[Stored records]
--- BEGIN ---

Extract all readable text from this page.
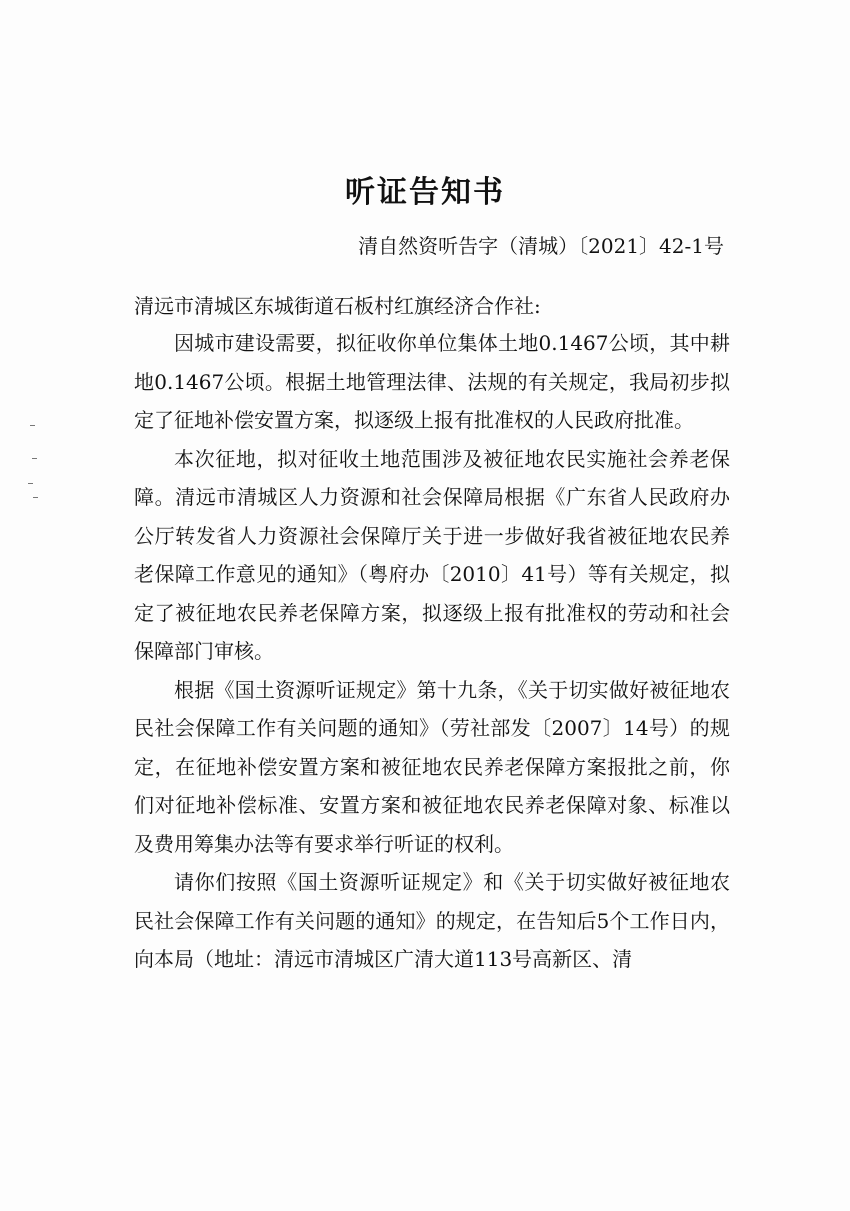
听证告知书
清自然资听告字（清城）〔2021〕42-1号
清远市清城区东城街道石板村红旗经济合作社:

因城市建设需要，拟征收你单位集体土地0.1467公顷，其中耕地0.1467公顷。根据土地管理法律、法规的有关规定，我局初步拟定了征地补偿安置方案，拟逐级上报有批准权的人民政府批准。

本次征地，拟对征收土地范围涉及被征地农民实施社会养老保障。清远市清城区人力资源和社会保障局根据《广东省人民政府办公厅转发省人力资源社会保障厅关于进一步做好我省被征地农民养老保障工作意见的通知》（粤府办〔2010〕41号）等有关规定，拟定了被征地农民养老保障方案，拟逐级上报有批准权的劳动和社会保障部门审核。

根据《国土资源听证规定》第十九条，《关于切实做好被征地农民社会保障工作有关问题的通知》（劳社部发〔2007〕14号）的规定，在征地补偿安置方案和被征地农民养老保障方案报批之前，你们对征地补偿标准、安置方案和被征地农民养老保障对象、标准以及费用筹集办法等有要求举行听证的权利。

请你们按照《国土资源听证规定》和《关于切实做好被征地农民社会保障工作有关问题的通知》的规定，在告知后5个工作日内，向本局（地址：清远市清城区广清大道113号高新区、清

--- END ---

- [TASK DESCRIPTION]
Pull out each line containing the word "关于切实做好被征地农民社会保障工作有关问题的通知" and copy it.

- [REPLY TO THE EXERCISE]
根据《国土资源听证规定》第十九条，《关于切实做好被征地农民社会保障工作有关问题的通知》（劳社部发〔2007〕14号）的规定，在征地补偿安置方案和被征地农民养老保障方案报批之前，你们对征地补偿标准、安置方案和被征地农民养老保障对象、标准以及费用筹集办法等有要求举行听证的权利。
请你们按照《国土资源听证规定》和《关于切实做好被征地农民社会保障工作有关问题的通知》的规定，在告知后5个工作日内，向本局（地址：清远市清城区广清大道113号高新区、清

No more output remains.